- _JOB_
Set each record down exactly, excluding all images.

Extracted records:

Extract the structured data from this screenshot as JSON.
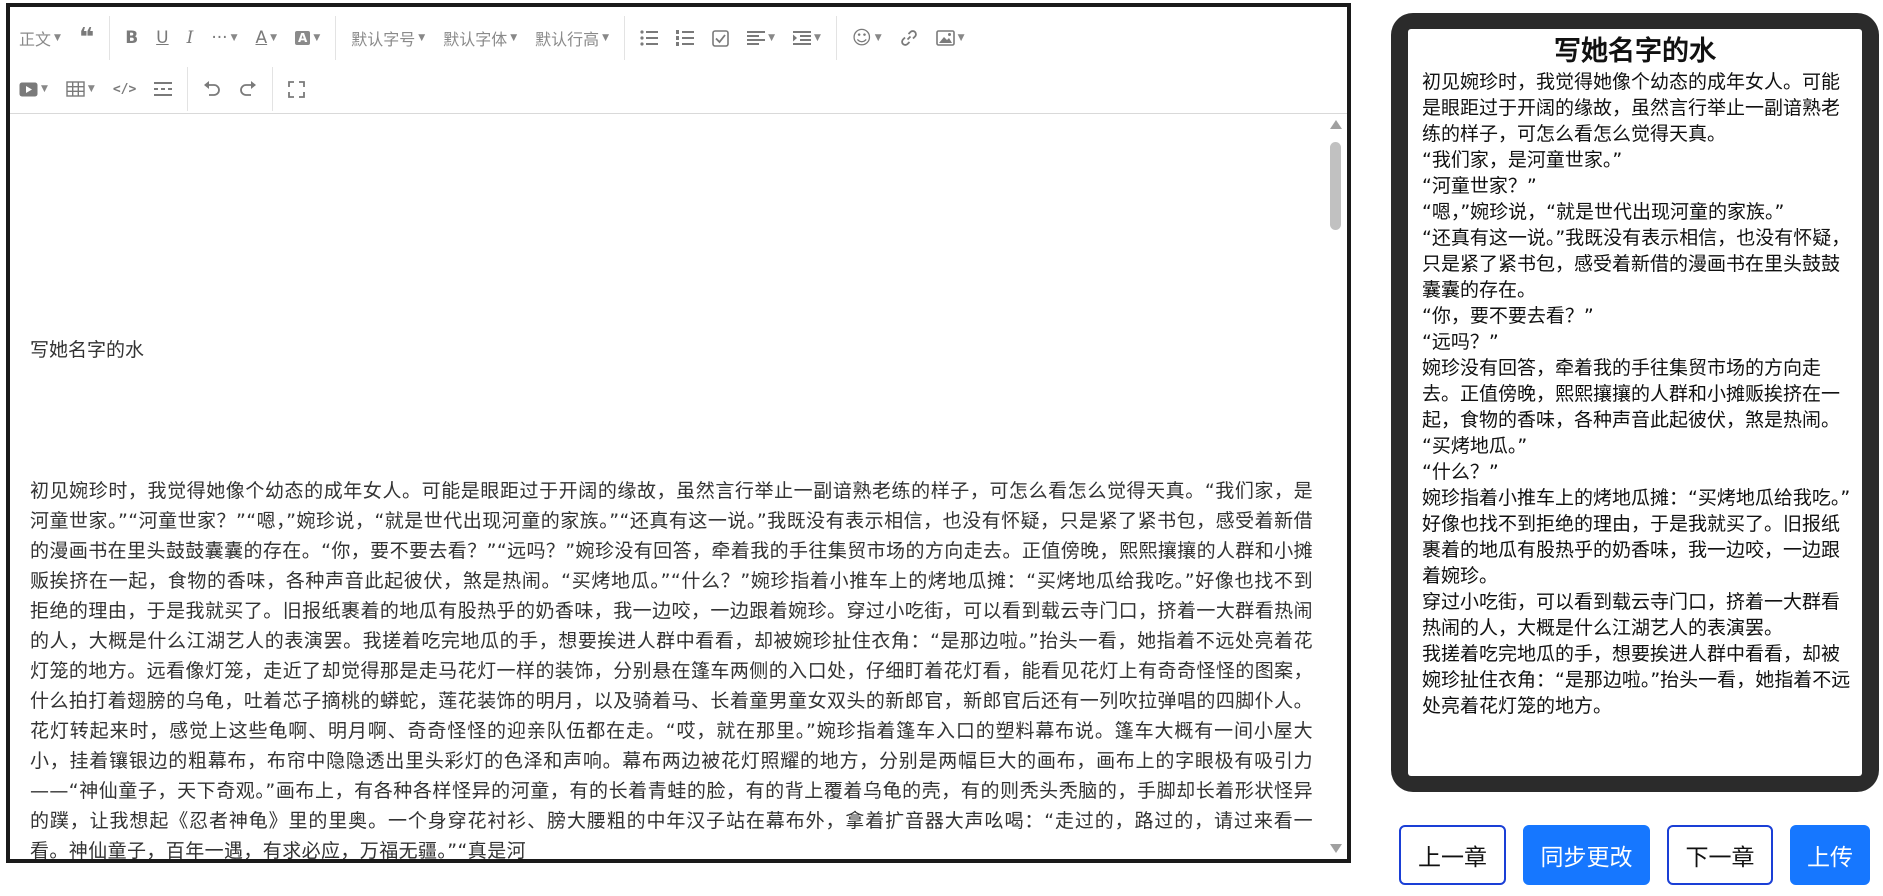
{
  "toolbar": {
    "paragraph": "正文",
    "font_size": "默认字号",
    "font_family": "默认字体",
    "line_height": "默认行高"
  },
  "doc": {
    "title": "写她名字的水",
    "body": "初见婉珍时，我觉得她像个幼态的成年女人。可能是眼距过于开阔的缘故，虽然言行举止一副谙熟老练的样子，可怎么看怎么觉得天真。“我们家，是河童世家。”“河童世家？”“嗯，”婉珍说，“就是世代出现河童的家族。”“还真有这一说。”我既没有表示相信，也没有怀疑，只是紧了紧书包，感受着新借的漫画书在里头鼓鼓囊囊的存在。“你，要不要去看？”“远吗？”婉珍没有回答，牵着我的手往集贸市场的方向走去。正值傍晚，熙熙攘攘的人群和小摊贩挨挤在一起，食物的香味，各种声音此起彼伏，煞是热闹。“买烤地瓜。”“什么？”婉珍指着小推车上的烤地瓜摊：“买烤地瓜给我吃。”好像也找不到拒绝的理由，于是我就买了。旧报纸裹着的地瓜有股热乎的奶香味，我一边咬，一边跟着婉珍。穿过小吃街，可以看到载云寺门口，挤着一大群看热闹的人，大概是什么江湖艺人的表演罢。我搓着吃完地瓜的手，想要挨进人群中看看，却被婉珍扯住衣角：“是那边啦。”抬头一看，她指着不远处亮着花灯笼的地方。远看像灯笼，走近了却觉得那是走马花灯一样的装饰，分别悬在篷车两侧的入口处，仔细盯着花灯看，能看见花灯上有奇奇怪怪的图案，什么拍打着翅膀的乌龟，吐着芯子摘桃的蟒蛇，莲花装饰的明月，以及骑着马、长着童男童女双头的新郎官，新郎官后还有一列吹拉弹唱的四脚仆人。花灯转起来时，感觉上这些龟啊、明月啊、奇奇怪怪的迎亲队伍都在走。“哎，就在那里。”婉珍指着篷车入口的塑料幕布说。篷车大概有一间小屋大小，挂着镶银边的粗幕布，布帘中隐隐透出里头彩灯的色泽和声响。幕布两边被花灯照耀的地方，分别是两幅巨大的画布，画布上的字眼极有吸引力——“神仙童子，天下奇观。”画布上，有各种各样怪异的河童，有的长着青蛙的脸，有的背上覆着乌龟的壳，有的则秃头秃脑的，手脚却长着形状怪异的蹼，让我想起《忍者神龟》里的里奥。一个身穿花衬衫、膀大腰粗的中年汉子站在幕布外，拿着扩音器大声吆喝：“走过的，路过的，请过来看一看。神仙童子，百年一遇，有求必应，万福无疆。”“真是河"
  },
  "preview": {
    "title": "写她名字的水",
    "paragraphs": [
      "初见婉珍时，我觉得她像个幼态的成年女人。可能是眼距过于开阔的缘故，虽然言行举止一副谙熟老练的样子，可怎么看怎么觉得天真。",
      "“我们家，是河童世家。”",
      "“河童世家？”",
      "“嗯，”婉珍说，“就是世代出现河童的家族。”",
      "“还真有这一说。”我既没有表示相信，也没有怀疑，只是紧了紧书包，感受着新借的漫画书在里头鼓鼓囊囊的存在。",
      "“你，要不要去看？”",
      "“远吗？”",
      "婉珍没有回答，牵着我的手往集贸市场的方向走去。正值傍晚，熙熙攘攘的人群和小摊贩挨挤在一起，食物的香味，各种声音此起彼伏，煞是热闹。",
      "“买烤地瓜。”",
      "“什么？”",
      "婉珍指着小推车上的烤地瓜摊：“买烤地瓜给我吃。”",
      "好像也找不到拒绝的理由，于是我就买了。旧报纸裹着的地瓜有股热乎的奶香味，我一边咬，一边跟着婉珍。",
      "穿过小吃街，可以看到载云寺门口，挤着一大群看热闹的人，大概是什么江湖艺人的表演罢。",
      "我搓着吃完地瓜的手，想要挨进人群中看看，却被婉珍扯住衣角：“是那边啦。”抬头一看，她指着不远处亮着花灯笼的地方。"
    ]
  },
  "buttons": {
    "prev": "上一章",
    "sync": "同步更改",
    "next": "下一章",
    "upload": "上传"
  },
  "colors": {
    "primary": "#1677ff",
    "outline_border": "#1a3fd6",
    "frame": "#2b2b2b"
  }
}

- _ANSWER IN FULL_
Extract the structured data from this screenshot as JSON.
{
  "toolbar": {
    "paragraph": "正文",
    "font_size": "默认字号",
    "font_family": "默认字体",
    "line_height": "默认行高"
  },
  "doc": {
    "title": "写她名字的水",
    "body": "初见婉珍时，我觉得她像个幼态的成年女人。可能是眼距过于开阔的缘故，虽然言行举止一副谙熟老练的样子，可怎么看怎么觉得天真。“我们家，是河童世家。”“河童世家？”“嗯，”婉珍说，“就是世代出现河童的家族。”“还真有这一说。”我既没有表示相信，也没有怀疑，只是紧了紧书包，感受着新借的漫画书在里头鼓鼓囊囊的存在。“你，要不要去看？”“远吗？”婉珍没有回答，牵着我的手往集贸市场的方向走去。正值傍晚，熙熙攘攘的人群和小摊贩挨挤在一起，食物的香味，各种声音此起彼伏，煞是热闹。“买烤地瓜。”“什么？”婉珍指着小推车上的烤地瓜摊：“买烤地瓜给我吃。”好像也找不到拒绝的理由，于是我就买了。旧报纸裹着的地瓜有股热乎的奶香味，我一边咬，一边跟着婉珍。穿过小吃街，可以看到载云寺门口，挤着一大群看热闹的人，大概是什么江湖艺人的表演罢。我搓着吃完地瓜的手，想要挨进人群中看看，却被婉珍扯住衣角：“是那边啦。”抬头一看，她指着不远处亮着花灯笼的地方。远看像灯笼，走近了却觉得那是走马花灯一样的装饰，分别悬在篷车两侧的入口处，仔细盯着花灯看，能看见花灯上有奇奇怪怪的图案，什么拍打着翅膀的乌龟，吐着芯子摘桃的蟒蛇，莲花装饰的明月，以及骑着马、长着童男童女双头的新郎官，新郎官后还有一列吹拉弹唱的四脚仆人。花灯转起来时，感觉上这些龟啊、明月啊、奇奇怪怪的迎亲队伍都在走。“哎，就在那里。”婉珍指着篷车入口的塑料幕布说。篷车大概有一间小屋大小，挂着镶银边的粗幕布，布帘中隐隐透出里头彩灯的色泽和声响。幕布两边被花灯照耀的地方，分别是两幅巨大的画布，画布上的字眼极有吸引力——“神仙童子，天下奇观。”画布上，有各种各样怪异的河童，有的长着青蛙的脸，有的背上覆着乌龟的壳，有的则秃头秃脑的，手脚却长着形状怪异的蹼，让我想起《忍者神龟》里的里奥。一个身穿花衬衫、膀大腰粗的中年汉子站在幕布外，拿着扩音器大声吆喝：“走过的，路过的，请过来看一看。神仙童子，百年一遇，有求必应，万福无疆。”“真是河"
  },
  "preview": {
    "title": "写她名字的水",
    "paragraphs": [
      "初见婉珍时，我觉得她像个幼态的成年女人。可能是眼距过于开阔的缘故，虽然言行举止一副谙熟老练的样子，可怎么看怎么觉得天真。",
      "“我们家，是河童世家。”",
      "“河童世家？”",
      "“嗯，”婉珍说，“就是世代出现河童的家族。”",
      "“还真有这一说。”我既没有表示相信，也没有怀疑，只是紧了紧书包，感受着新借的漫画书在里头鼓鼓囊囊的存在。",
      "“你，要不要去看？”",
      "“远吗？”",
      "婉珍没有回答，牵着我的手往集贸市场的方向走去。正值傍晚，熙熙攘攘的人群和小摊贩挨挤在一起，食物的香味，各种声音此起彼伏，煞是热闹。",
      "“买烤地瓜。”",
      "“什么？”",
      "婉珍指着小推车上的烤地瓜摊：“买烤地瓜给我吃。”",
      "好像也找不到拒绝的理由，于是我就买了。旧报纸裹着的地瓜有股热乎的奶香味，我一边咬，一边跟着婉珍。",
      "穿过小吃街，可以看到载云寺门口，挤着一大群看热闹的人，大概是什么江湖艺人的表演罢。",
      "我搓着吃完地瓜的手，想要挨进人群中看看，却被婉珍扯住衣角：“是那边啦。”抬头一看，她指着不远处亮着花灯笼的地方。"
    ]
  },
  "buttons": {
    "prev": "上一章",
    "sync": "同步更改",
    "next": "下一章",
    "upload": "上传"
  },
  "colors": {
    "primary": "#1677ff",
    "outline_border": "#1a3fd6",
    "frame": "#2b2b2b"
  }
}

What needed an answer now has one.